──────── Records to use ────────

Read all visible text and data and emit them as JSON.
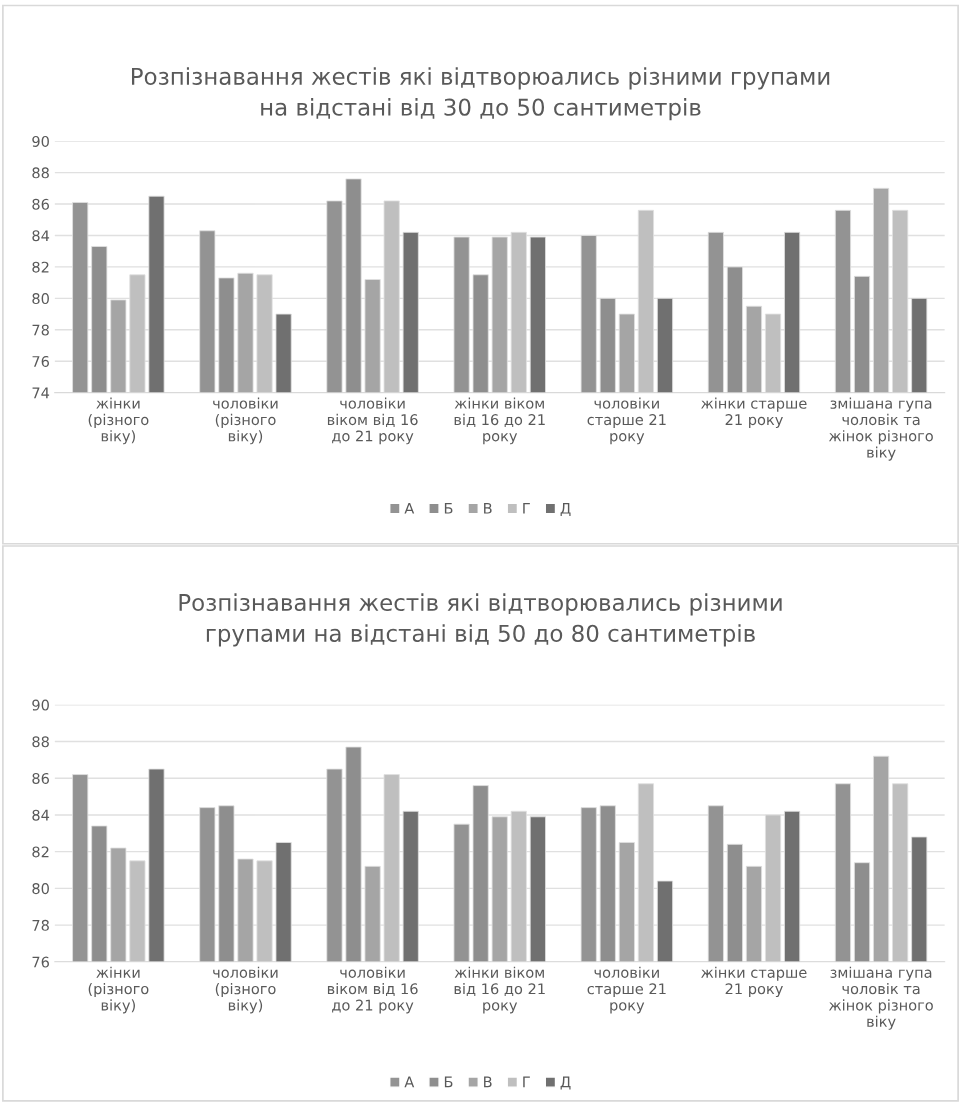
{
  "chart_data": [
    {
      "type": "bar",
      "title": "Розпізнавання жестів які відтворюались різними групами\nна відстані від 30 до 50 сантиметрів",
      "categories": [
        "жінки (різного віку)",
        "чоловіки (різного віку)",
        "чоловіки віком від 16 до 21 року",
        "жінки віком від 16 до 21 року",
        "чоловіки старше 21 року",
        "жінки старше 21 року",
        "змішана гупа чоловік та жінок різного віку"
      ],
      "series": [
        {
          "name": "А",
          "color": "#939393",
          "values": [
            86.1,
            84.3,
            86.2,
            83.9,
            84.0,
            84.2,
            85.6
          ]
        },
        {
          "name": "Б",
          "color": "#8e8e8e",
          "values": [
            83.3,
            81.3,
            87.6,
            81.5,
            80.0,
            82.0,
            81.4
          ]
        },
        {
          "name": "В",
          "color": "#a5a5a5",
          "values": [
            79.9,
            81.6,
            81.2,
            83.9,
            79.0,
            79.5,
            87.0
          ]
        },
        {
          "name": "Г",
          "color": "#bfbfbf",
          "values": [
            81.5,
            81.5,
            86.2,
            84.2,
            85.6,
            79.0,
            85.6
          ]
        },
        {
          "name": "Д",
          "color": "#707070",
          "values": [
            86.5,
            79.0,
            84.2,
            83.9,
            80.0,
            84.2,
            80.0
          ]
        }
      ],
      "ylim": [
        74,
        90
      ],
      "yticks": [
        74,
        76,
        78,
        80,
        82,
        84,
        86,
        88,
        90
      ],
      "grid": "y",
      "legend": "bottom"
    },
    {
      "type": "bar",
      "title": "Розпізнавання жестів які відтворювались різними\nгрупами на відстані від 50 до 80 сантиметрів",
      "categories": [
        "жінки (різного віку)",
        "чоловіки (різного віку)",
        "чоловіки віком від 16 до 21 року",
        "жінки віком від 16 до 21 року",
        "чоловіки старше 21 року",
        "жінки старше 21 року",
        "змішана гупа чоловік та жінок різного віку"
      ],
      "series": [
        {
          "name": "А",
          "color": "#939393",
          "values": [
            86.2,
            84.4,
            86.5,
            83.5,
            84.4,
            84.5,
            85.7
          ]
        },
        {
          "name": "Б",
          "color": "#8e8e8e",
          "values": [
            83.4,
            84.5,
            87.7,
            85.6,
            84.5,
            82.4,
            81.4
          ]
        },
        {
          "name": "В",
          "color": "#a5a5a5",
          "values": [
            82.2,
            81.6,
            81.2,
            83.9,
            82.5,
            81.2,
            87.2
          ]
        },
        {
          "name": "Г",
          "color": "#bfbfbf",
          "values": [
            81.5,
            81.5,
            86.2,
            84.2,
            85.7,
            84.0,
            85.7
          ]
        },
        {
          "name": "Д",
          "color": "#707070",
          "values": [
            86.5,
            82.5,
            84.2,
            83.9,
            80.4,
            84.2,
            82.8
          ]
        }
      ],
      "ylim": [
        76,
        90
      ],
      "yticks": [
        76,
        78,
        80,
        82,
        84,
        86,
        88,
        90
      ],
      "grid": "y",
      "legend": "bottom"
    }
  ]
}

────────

Problem requirements:
Reproduce each record from above exactly; pictures do not belong in the copy.

Right answer:
Read all visible text and data and emit them as JSON.
{
  "chart_data": [
    {
      "type": "bar",
      "title": "Розпізнавання жестів які відтворюались різними групами\nна відстані від 30 до 50 сантиметрів",
      "categories": [
        "жінки (різного віку)",
        "чоловіки (різного віку)",
        "чоловіки віком від 16 до 21 року",
        "жінки віком від 16 до 21 року",
        "чоловіки старше 21 року",
        "жінки старше 21 року",
        "змішана гупа чоловік та жінок різного віку"
      ],
      "series": [
        {
          "name": "А",
          "color": "#939393",
          "values": [
            86.1,
            84.3,
            86.2,
            83.9,
            84.0,
            84.2,
            85.6
          ]
        },
        {
          "name": "Б",
          "color": "#8e8e8e",
          "values": [
            83.3,
            81.3,
            87.6,
            81.5,
            80.0,
            82.0,
            81.4
          ]
        },
        {
          "name": "В",
          "color": "#a5a5a5",
          "values": [
            79.9,
            81.6,
            81.2,
            83.9,
            79.0,
            79.5,
            87.0
          ]
        },
        {
          "name": "Г",
          "color": "#bfbfbf",
          "values": [
            81.5,
            81.5,
            86.2,
            84.2,
            85.6,
            79.0,
            85.6
          ]
        },
        {
          "name": "Д",
          "color": "#707070",
          "values": [
            86.5,
            79.0,
            84.2,
            83.9,
            80.0,
            84.2,
            80.0
          ]
        }
      ],
      "ylim": [
        74,
        90
      ],
      "yticks": [
        74,
        76,
        78,
        80,
        82,
        84,
        86,
        88,
        90
      ],
      "grid": "y",
      "legend": "bottom"
    },
    {
      "type": "bar",
      "title": "Розпізнавання жестів які відтворювались різними\nгрупами на відстані від 50 до 80 сантиметрів",
      "categories": [
        "жінки (різного віку)",
        "чоловіки (різного віку)",
        "чоловіки віком від 16 до 21 року",
        "жінки віком від 16 до 21 року",
        "чоловіки старше 21 року",
        "жінки старше 21 року",
        "змішана гупа чоловік та жінок різного віку"
      ],
      "series": [
        {
          "name": "А",
          "color": "#939393",
          "values": [
            86.2,
            84.4,
            86.5,
            83.5,
            84.4,
            84.5,
            85.7
          ]
        },
        {
          "name": "Б",
          "color": "#8e8e8e",
          "values": [
            83.4,
            84.5,
            87.7,
            85.6,
            84.5,
            82.4,
            81.4
          ]
        },
        {
          "name": "В",
          "color": "#a5a5a5",
          "values": [
            82.2,
            81.6,
            81.2,
            83.9,
            82.5,
            81.2,
            87.2
          ]
        },
        {
          "name": "Г",
          "color": "#bfbfbf",
          "values": [
            81.5,
            81.5,
            86.2,
            84.2,
            85.7,
            84.0,
            85.7
          ]
        },
        {
          "name": "Д",
          "color": "#707070",
          "values": [
            86.5,
            82.5,
            84.2,
            83.9,
            80.4,
            84.2,
            82.8
          ]
        }
      ],
      "ylim": [
        76,
        90
      ],
      "yticks": [
        76,
        78,
        80,
        82,
        84,
        86,
        88,
        90
      ],
      "grid": "y",
      "legend": "bottom"
    }
  ]
}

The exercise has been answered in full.